___ Exercise inputs

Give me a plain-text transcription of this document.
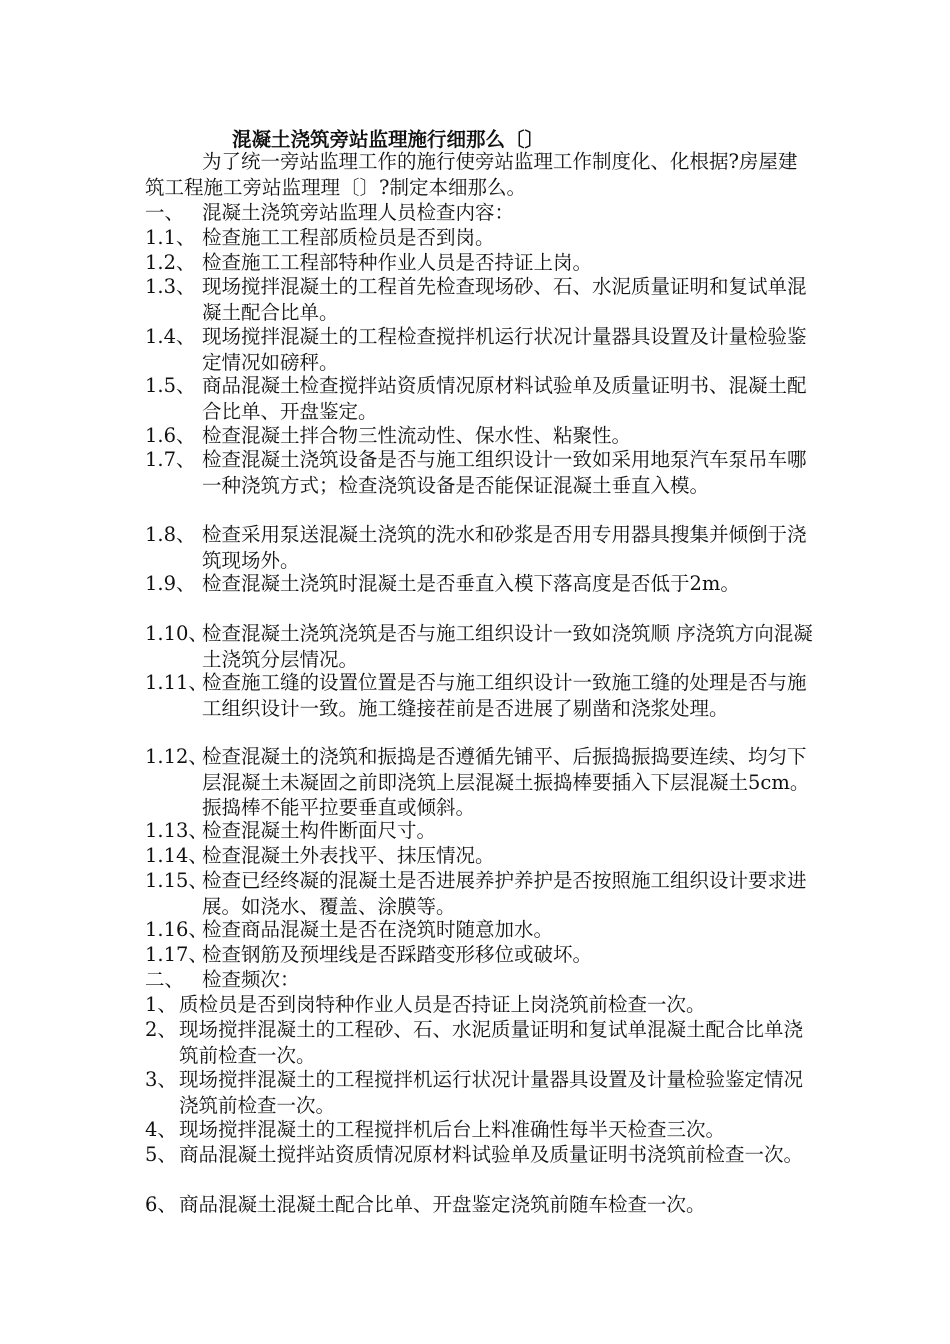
混凝土浇筑旁站监理施行细那么〔〕
为了统一旁站监理工作的施行使旁站监理工作制度化、化根据?房屋建筑工程施工旁站监理理〔〕?制定本细那么。
一、 混凝土浇筑旁站监理人员检查内容：
1.1、 检查施工工程部质检员是否到岗。
1.2、 检查施工工程部特种作业人员是否持证上岗。
1.3、 现场搅拌混凝土的工程首先检查现场砂、石、水泥质量证明和复试单混凝土配合比单。
1.4、 现场搅拌混凝土的工程检查搅拌机运行状况计量器具设置及计量检验鉴定情况如磅秤。
1.5、 商品混凝土检查搅拌站资质情况原材料试验单及质量证明书、混凝土配合比单、开盘鉴定。
1.6、 检查混凝土拌合物三性流动性、保水性、粘聚性。
1.7、 检查混凝土浇筑设备是否与施工组织设计一致如采用地泵汽车泵吊车哪一种浇筑方式；检查浇筑设备是否能保证混凝土垂直入模。
1.8、 检查采用泵送混凝土浇筑的洗水和砂浆是否用专用器具搜集并倾倒于浇筑现场外。
1.9、 检查混凝土浇筑时混凝土是否垂直入模下落高度是否低于2m。
1.10、
检查混凝土浇筑浇筑是否与施工组织设计一致如浇筑顺 序浇筑方向混凝土浇筑分层情况。
1.11、
检查施工缝的设置位置是否与施工组织设计一致施工缝的处理是否与施工组织设计一致。施工缝接茬前是否进展了剔凿和浇浆处理。
1.12、
检查混凝土的浇筑和振捣是否遵循先铺平、后振捣振捣要连续、均匀下层混凝土未凝固之前即浇筑上层混凝土振捣棒要插入下层混凝土5cm。振捣棒不能平拉要垂直或倾斜。
1.13、
检查混凝土构件断面尺寸。
1.14、
检查混凝土外表找平、抹压情况。
1.15、
检查已经终凝的混凝土是否进展养护养护是否按照施工组织设计要求进展。如浇水、覆盖、涂膜等。
1.16、
检查商品混凝土是否在浇筑时随意加水。
1.17、
检查钢筋及预埋线是否踩踏变形移位或破坏。
二、 检查频次：
1、 质检员是否到岗特种作业人员是否持证上岗浇筑前检查一次。
2、 现场搅拌混凝土的工程砂、石、水泥质量证明和复试单混凝土配合比单浇筑前检查一次。
3、 现场搅拌混凝土的工程搅拌机运行状况计量器具设置及计量检验鉴定情况浇筑前检查一次。
4、 现场搅拌混凝土的工程搅拌机后台上料准确性每半天检查三次。
5、 商品混凝土搅拌站资质情况原材料试验单及质量证明书浇筑前检查一次。
6、 商品混凝土混凝土配合比单、开盘鉴定浇筑前随车检查一次。
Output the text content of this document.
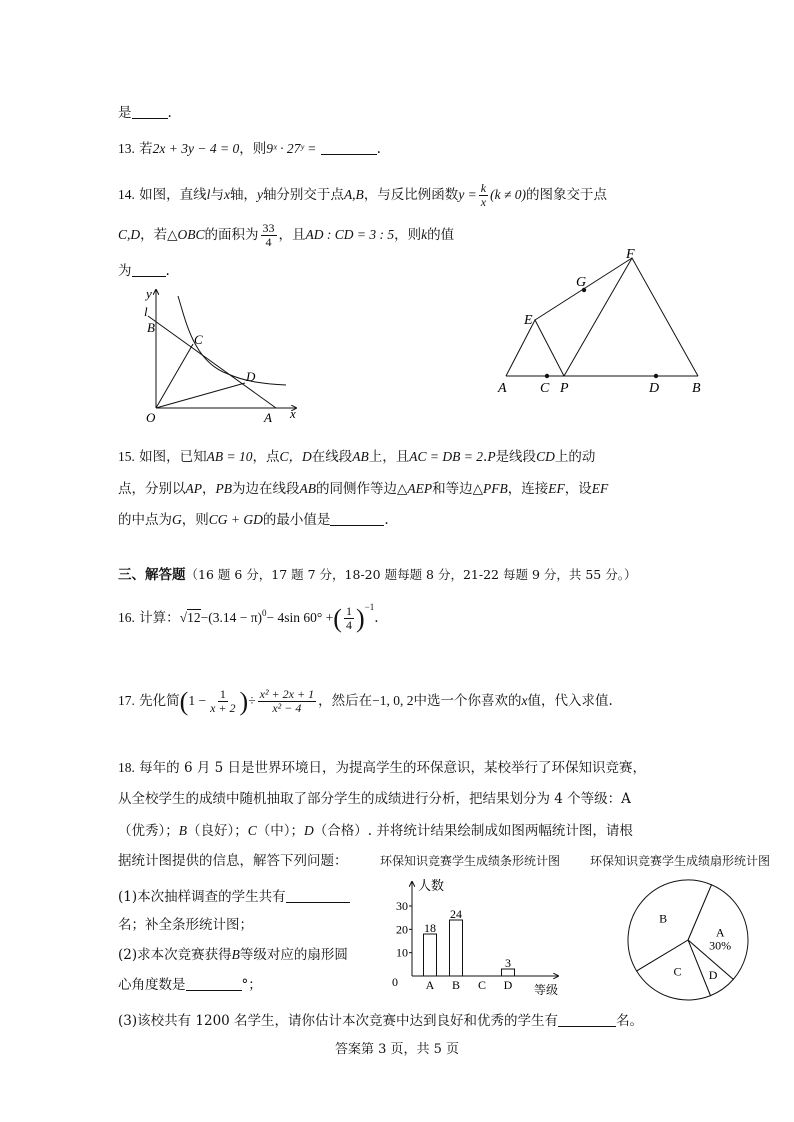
是	.
13. 若2x + 3y − 4 = 0，则9ˣ · 27ʸ =	.
14. 如图，直线l与x轴，y轴分别交于点A,B，与反比例函数$y = \frac{k}{x} (k \ne 0)$的图象交于点
C,D，若△OBC的面积为 $\frac{33}{4}$ ，且AD : CD = 3 : 5，则k的值
为	.
y
l
B
C
D
O	A x
F
G
E
A C P	D B
15. 如图，已知AB = 10，点C，D在线段AB上，且AC = DB = 2.P是线段CD上的动
点，分别以AP，PB为边在线段AB的同侧作等边△AEP和等边△PFB，连接EF，设EF
的中点为G，则CG + GD的最小值是	.
三、解答题（16 题 6 分，17 题 7 分，18-20 题每题 8 分，21-22 每题 9 分，共 55 分。）
16. 计算：$√12-(3.14 - \pi)^0- 4\sin$ 60° +( $\frac{1}{4} )^{-1}$.
17. 先化简($1 - \frac{1}{x + 2}$ )÷ $\frac{\text{x² + 2x + 1}}{\text{x² − 4}}$ ，然后在−1, 0, 2中选一个你喜欢的x值，代入求值.
18. 每年的 6 月 5 日是世界环境日，为提高学生的环保意识，某校举行了环保知识竞赛，
从全校学生的成绩中随机抽取了部分学生的成绩进行分析，把结果划分为 4 个等级：A
（优秀）；B（良好）；C（中）；D（合格）. 并将统计结果绘制成如图两幅统计图，请根
据统计图提供的信息，解答下列问题：	环保知识竞赛学生成绩条形统计图 环保知识竞赛学生成绩扇形统计图
(1)本次抽样调查的学生共有
名；补全条形统计图；
(2)求本次竞赛获得B等级对应的扇形圆
心角度数是	°；
(3)该校共有 1200 名学生，请你估计本次竞赛中达到良好和优秀的学生有	名。
10
20
30
18
24
3
A B C D
人数
等级
0
A
30%
D
C
B
答案第 3 页，共 5 页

______

- [Given problem]
Go through the records. Copy each line where "this" appears.

- [Full answer]
Give me a plain-text transcription of this document.
Output the text content of this document.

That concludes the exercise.